▶ _Entries provided_:
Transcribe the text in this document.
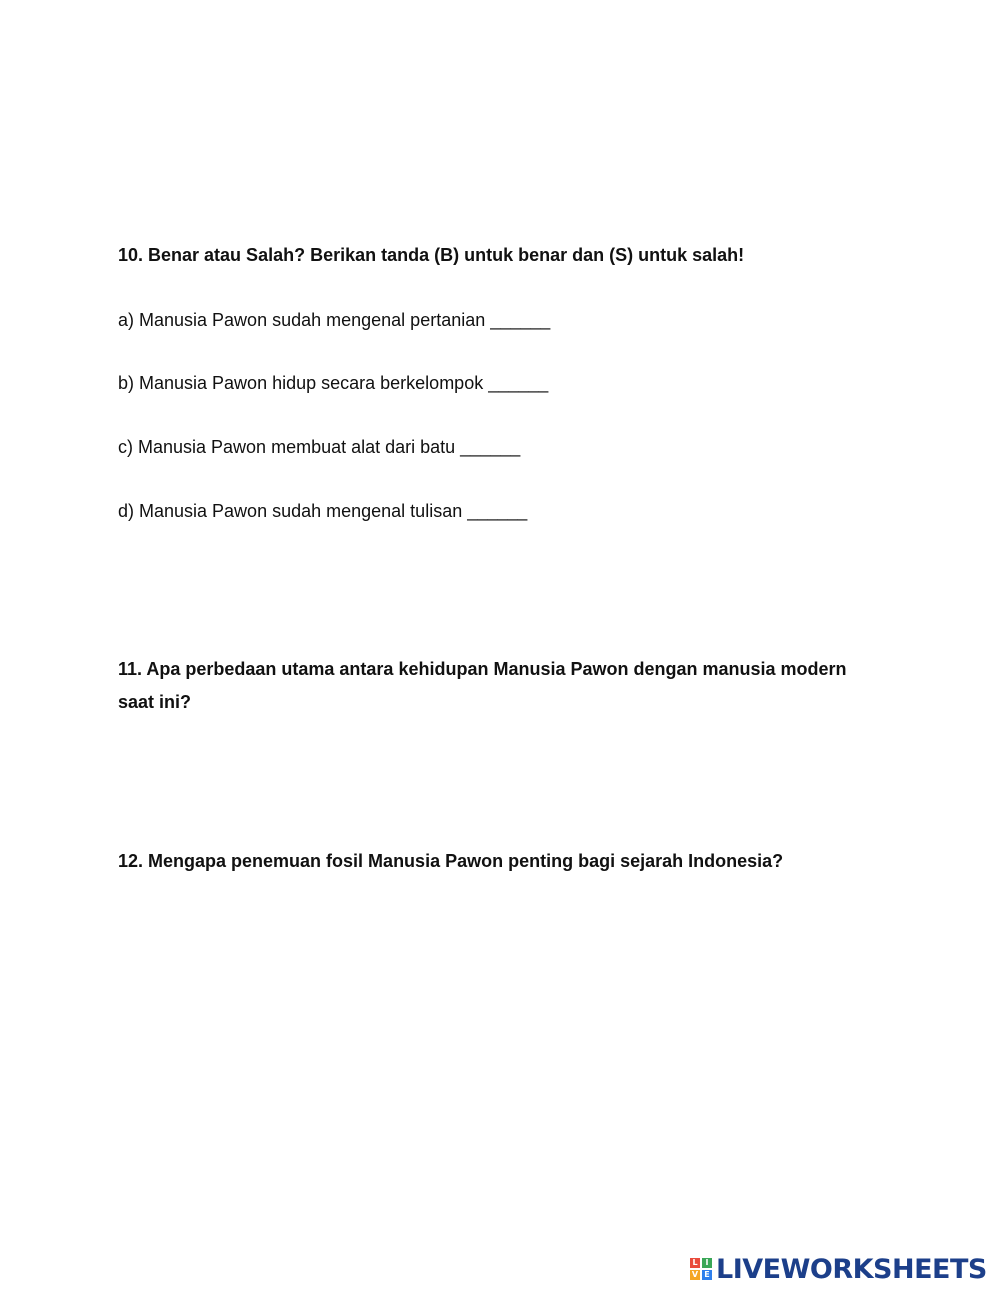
10. Benar atau Salah? Berikan tanda (B) untuk benar dan (S) untuk salah!

a) Manusia Pawon sudah mengenal pertanian ______

b) Manusia Pawon hidup secara berkelompok ______

c) Manusia Pawon membuat alat dari batu ______

d) Manusia Pawon sudah mengenal tulisan ______

11. Apa perbedaan utama antara kehidupan Manusia Pawon dengan manusia modern saat ini?

12. Mengapa penemuan fosil Manusia Pawon penting bagi sejarah Indonesia?

L I
V E LIVEWORKSHEETS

▶ _To do_: Transcribe the records word for word and include no pictures.

▶ _Solution to the exercise_:
Transcribe the text in this document.
10. Benar atau Salah? Berikan tanda (B) untuk benar dan (S) untuk salah!

a) Manusia Pawon sudah mengenal pertanian ______

b) Manusia Pawon hidup secara berkelompok ______

c) Manusia Pawon membuat alat dari batu ______

d) Manusia Pawon sudah mengenal tulisan ______

11. Apa perbedaan utama antara kehidupan Manusia Pawon dengan manusia modern saat ini?

12. Mengapa penemuan fosil Manusia Pawon penting bagi sejarah Indonesia?

L I
V E LIVEWORKSHEETS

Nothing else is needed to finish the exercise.